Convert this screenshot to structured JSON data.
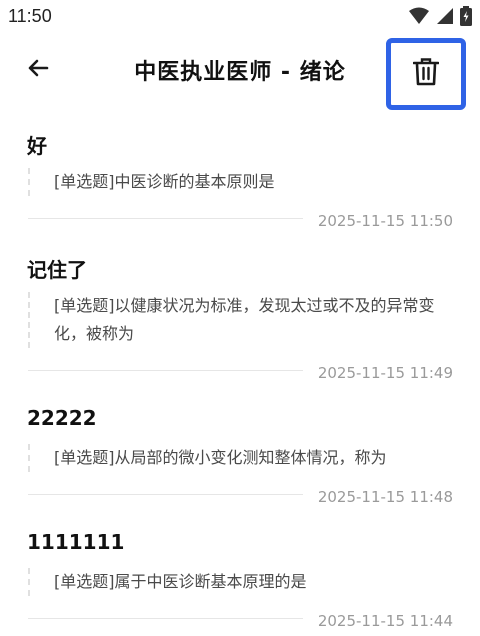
{
  "status_bar": {
    "time": "11:50"
  },
  "header": {
    "title": "中医执业医师 - 绪论"
  },
  "notes": [
    {
      "title": "好",
      "question": "[单选题]中医诊断的基本原则是",
      "time": "2025-11-15 11:50"
    },
    {
      "title": "记住了",
      "question": "[单选题]以健康状况为标准，发现太过或不及的异常变化，被称为",
      "time": "2025-11-15 11:49"
    },
    {
      "title": "22222",
      "question": "[单选题]从局部的微小变化测知整体情况，称为",
      "time": "2025-11-15 11:48"
    },
    {
      "title": "1111111",
      "question": "[单选题]属于中医诊断基本原理的是",
      "time": "2025-11-15 11:44"
    }
  ]
}
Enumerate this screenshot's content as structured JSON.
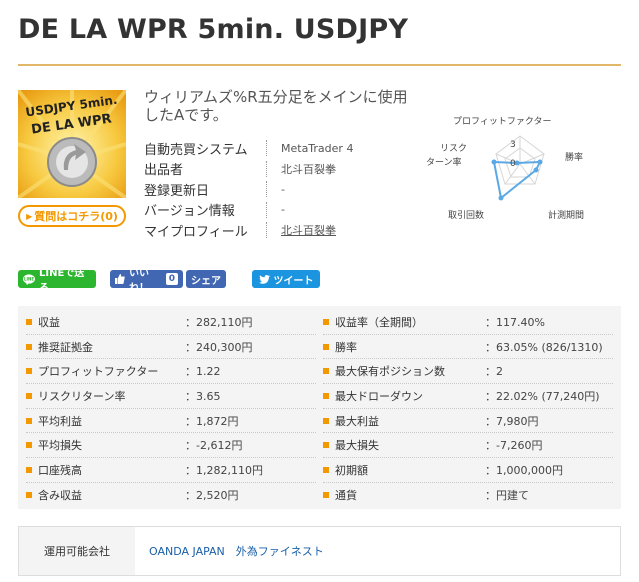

◇ ◇ ◇

Using the records above, retype everything exactly except the pictures.

| Exercise answer |
Convert this screenshot to structured JSON data.
{
  "status_bar": {
    "time": "11:50"
  },
  "header": {
    "title": "中医执业医师 - 绪论"
  },
  "notes": [
    {
      "title": "好",
      "question": "[单选题]中医诊断的基本原则是",
      "time": "2025-11-15 11:50"
    },
    {
      "title": "记住了",
      "question": "[单选题]以健康状况为标准，发现太过或不及的异常变化，被称为",
      "time": "2025-11-15 11:49"
    },
    {
      "title": "22222",
      "question": "[单选题]从局部的微小变化测知整体情况，称为",
      "time": "2025-11-15 11:48"
    },
    {
      "title": "1111111",
      "question": "[单选题]属于中医诊断基本原理的是",
      "time": "2025-11-15 11:44"
    }
  ]
}
Enumerate this screenshot's content as structured JSON.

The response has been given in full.